_Passage:_
*****

57    Regard should also be had to the use of the word “disclosed” in reg 3.12(1)(b), contrasted with the word “described” in s 40(3). The word “described” as used in s 40(3) focuses attention on the invention that is required to be fully described in the specification: see s 40(2). However, in its particular context, the word “disclosed” in reg 3.12(1)(b) is a more general expression which, in conjunction with the word “matter”, reinforces that priority can be claimed by reference to some part or parts of the priority document.

Do claims 1 and 3 define more than one form of the invention?

Relevant case law

58    The plurality in AstraZeneca AB v Apotex Pty Ltd (2014) 226 FCR 324 at [250] briefly discussed the history of s 43(3) of the Act and its predecessor provision in the Patents Act 1952 (Cth), noting that these provisions were included to overcome the ruling in Thornhill’s Application [1962] RPC 199.

59    In Thornhill’s Application, consideration was given to the drafting of the following claim. It should be noted that the indices (a), (b)(i), (b)(ii), (c) and (d) were added to the claim at the hearing before the Hearing Officer in that case to illustrate the argument made. The indices did not appear in the printed specification:

1.    A method of producing a black tea concentrate (a) which consists in cutting, grinding, or otherwise finely dividing fresh green leaves of the tea tree, and (b) oxidising the comminuted particles either (i) by exposing the raw mass to the action of the oxygen of the air until the mass becomes dark brown in colour and subsequently extracting by boiling water or steam the water-soluble constituents of the leaves, or (ii) initially after comminuting the leaves extracting in the same way by percolation the soluble constituents of the leaves and introducing into the obtained solution a minute quantity of an oxidising inorganic substance, (c) subjecting the solution obtained in either way to heating in the open air at a temperature approaching the boiling point of water for a duration up to six hours until the required degree of oxidation is attained and until as a result of heating there occurs the polymerisation of the tannin compounds polyphenol and catechol with constituents of the solution and the solution has lost its bitter taste inherent in the solution of the constituents of the green tea leaf, and (d) evaporating excess water.

*****

_Exercise set:_
1. According to the patent passage, why does the word "disclosed" in reg 3.12(1)(b) lead to a different reading than the word "described" in s 40(3)? Answer in one to three sentences.
2. Continue the patent passage from the point where it stops.

*****

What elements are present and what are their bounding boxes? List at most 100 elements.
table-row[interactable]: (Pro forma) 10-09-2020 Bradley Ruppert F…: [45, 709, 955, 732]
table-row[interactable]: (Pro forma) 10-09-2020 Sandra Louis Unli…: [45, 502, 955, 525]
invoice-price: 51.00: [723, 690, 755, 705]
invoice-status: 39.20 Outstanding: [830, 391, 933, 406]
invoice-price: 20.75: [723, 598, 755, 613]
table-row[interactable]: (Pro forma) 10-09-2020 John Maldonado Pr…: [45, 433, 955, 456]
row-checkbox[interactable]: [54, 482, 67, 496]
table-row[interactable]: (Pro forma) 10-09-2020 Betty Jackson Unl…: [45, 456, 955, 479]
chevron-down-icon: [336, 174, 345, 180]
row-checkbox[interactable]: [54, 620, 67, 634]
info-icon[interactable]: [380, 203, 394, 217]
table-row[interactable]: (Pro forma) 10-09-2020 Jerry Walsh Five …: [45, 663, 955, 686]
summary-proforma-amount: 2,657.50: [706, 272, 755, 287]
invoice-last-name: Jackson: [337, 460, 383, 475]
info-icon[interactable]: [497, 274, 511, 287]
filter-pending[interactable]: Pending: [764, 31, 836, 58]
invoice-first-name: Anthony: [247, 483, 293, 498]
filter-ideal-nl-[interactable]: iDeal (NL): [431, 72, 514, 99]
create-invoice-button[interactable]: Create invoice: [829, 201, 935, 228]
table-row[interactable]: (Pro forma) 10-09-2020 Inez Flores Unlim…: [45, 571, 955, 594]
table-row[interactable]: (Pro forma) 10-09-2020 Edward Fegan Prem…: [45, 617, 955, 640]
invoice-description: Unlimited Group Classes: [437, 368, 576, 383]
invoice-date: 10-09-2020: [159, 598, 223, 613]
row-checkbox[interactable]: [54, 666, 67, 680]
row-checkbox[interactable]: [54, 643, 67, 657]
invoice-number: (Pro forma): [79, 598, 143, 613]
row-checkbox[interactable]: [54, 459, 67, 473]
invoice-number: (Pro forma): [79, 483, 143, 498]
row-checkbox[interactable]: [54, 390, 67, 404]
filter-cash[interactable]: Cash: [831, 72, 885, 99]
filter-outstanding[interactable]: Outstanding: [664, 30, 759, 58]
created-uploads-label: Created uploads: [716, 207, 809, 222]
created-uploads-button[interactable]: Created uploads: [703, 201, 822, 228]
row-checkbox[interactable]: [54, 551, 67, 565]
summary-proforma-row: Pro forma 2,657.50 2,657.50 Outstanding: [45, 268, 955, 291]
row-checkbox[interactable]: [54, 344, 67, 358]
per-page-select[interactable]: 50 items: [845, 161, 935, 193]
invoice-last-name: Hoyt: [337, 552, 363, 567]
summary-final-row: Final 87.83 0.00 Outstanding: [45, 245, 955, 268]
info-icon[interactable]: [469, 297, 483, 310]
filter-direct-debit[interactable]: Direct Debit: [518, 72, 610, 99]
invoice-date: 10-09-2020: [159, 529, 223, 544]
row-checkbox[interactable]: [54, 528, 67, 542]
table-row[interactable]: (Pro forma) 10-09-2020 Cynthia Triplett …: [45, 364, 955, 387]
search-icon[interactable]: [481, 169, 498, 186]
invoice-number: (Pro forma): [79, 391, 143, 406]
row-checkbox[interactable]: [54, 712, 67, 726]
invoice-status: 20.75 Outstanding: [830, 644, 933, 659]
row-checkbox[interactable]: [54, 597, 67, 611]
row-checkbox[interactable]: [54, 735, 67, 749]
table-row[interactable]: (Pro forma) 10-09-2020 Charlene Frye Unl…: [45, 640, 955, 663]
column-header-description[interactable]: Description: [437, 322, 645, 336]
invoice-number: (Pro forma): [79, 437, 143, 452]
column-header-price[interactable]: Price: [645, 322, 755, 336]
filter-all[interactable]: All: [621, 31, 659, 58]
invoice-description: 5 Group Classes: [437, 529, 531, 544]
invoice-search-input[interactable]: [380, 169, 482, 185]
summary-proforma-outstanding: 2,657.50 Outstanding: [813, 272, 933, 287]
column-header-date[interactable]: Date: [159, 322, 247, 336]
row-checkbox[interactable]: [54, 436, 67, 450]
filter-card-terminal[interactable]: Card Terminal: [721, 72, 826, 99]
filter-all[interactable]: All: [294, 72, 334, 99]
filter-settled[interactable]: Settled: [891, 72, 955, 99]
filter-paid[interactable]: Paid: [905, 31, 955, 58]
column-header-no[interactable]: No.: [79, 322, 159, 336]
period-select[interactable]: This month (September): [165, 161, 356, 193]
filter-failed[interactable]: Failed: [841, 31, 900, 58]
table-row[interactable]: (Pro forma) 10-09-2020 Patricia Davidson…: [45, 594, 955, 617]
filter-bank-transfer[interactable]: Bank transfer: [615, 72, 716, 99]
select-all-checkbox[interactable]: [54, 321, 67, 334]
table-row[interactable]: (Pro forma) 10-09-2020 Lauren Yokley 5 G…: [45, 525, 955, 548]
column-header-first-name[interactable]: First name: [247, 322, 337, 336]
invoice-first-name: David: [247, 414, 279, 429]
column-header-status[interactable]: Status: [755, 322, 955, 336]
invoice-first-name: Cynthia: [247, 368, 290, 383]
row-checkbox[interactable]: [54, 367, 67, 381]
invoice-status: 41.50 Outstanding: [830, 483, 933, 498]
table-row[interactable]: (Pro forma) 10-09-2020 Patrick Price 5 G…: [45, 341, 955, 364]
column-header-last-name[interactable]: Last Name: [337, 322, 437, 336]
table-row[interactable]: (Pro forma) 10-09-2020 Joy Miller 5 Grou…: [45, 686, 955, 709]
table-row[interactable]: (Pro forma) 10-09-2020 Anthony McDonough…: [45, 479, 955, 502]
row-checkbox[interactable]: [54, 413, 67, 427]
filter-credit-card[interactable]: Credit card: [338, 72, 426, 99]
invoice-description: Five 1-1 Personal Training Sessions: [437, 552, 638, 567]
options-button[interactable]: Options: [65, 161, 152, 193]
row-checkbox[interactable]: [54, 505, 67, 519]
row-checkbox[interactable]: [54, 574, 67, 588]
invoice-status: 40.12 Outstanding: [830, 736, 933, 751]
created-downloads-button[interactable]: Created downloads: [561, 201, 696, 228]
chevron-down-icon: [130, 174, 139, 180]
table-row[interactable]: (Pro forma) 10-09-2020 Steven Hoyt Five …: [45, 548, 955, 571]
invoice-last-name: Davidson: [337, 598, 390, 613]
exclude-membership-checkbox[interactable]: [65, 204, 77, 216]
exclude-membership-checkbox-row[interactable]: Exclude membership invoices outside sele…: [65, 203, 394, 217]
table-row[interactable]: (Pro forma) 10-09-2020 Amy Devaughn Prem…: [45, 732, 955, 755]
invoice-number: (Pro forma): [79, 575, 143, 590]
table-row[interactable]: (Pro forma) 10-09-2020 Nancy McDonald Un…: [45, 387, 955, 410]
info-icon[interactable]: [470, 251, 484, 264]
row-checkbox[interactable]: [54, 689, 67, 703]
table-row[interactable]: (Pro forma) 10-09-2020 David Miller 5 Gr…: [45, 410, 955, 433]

*****

_Outputs for the tasks:_
1. "Described" in s 40(3) points to the invention, which s 40(2) requires the specification to describe fully. In its context, "disclosed" in reg 3.12(1)(b) is a more general expression. Together with the word "matter," it reinforces that priority can be claimed by reference to some part or parts of the priority document.

2.
60    The Hearing Officer described the claim as follows:

It will be noted that claim 1 embodies two alternatives, i.e. it may be regarded as two claims 1A and 1B, wherein:—

1A = a + b(i) + c + d

and the method which may be represented as

1B = a + b(ii) + c + d

61    The Hearing Officer concluded that, as the claim could be regarded as two notional claims, each notional claim could be afforded its own priority date. However, on appeal, Lloyd-Jacob J concluded (at 207) that there was no provision in the Patents Act 1949 (UK) that would warrant the attribution of two different priority dates to different parts of the one claim.

62    In AstraZeneca, one of the claims in question (claim 1 of what was called the 842 or cation patent) was as follows:

1.    A pharmaceutical composition comprising [rosuvastatin] or a pharmaceutically acceptable salt thereof as the active ingredient and an inorganic salt in which the cation is multivalent, provided that:

(i)    the inorganic salt is not hydrotalcite or synthetic hydrotalcite; and

(ii)    the counter anion to the inorganic salt is not a phosphate.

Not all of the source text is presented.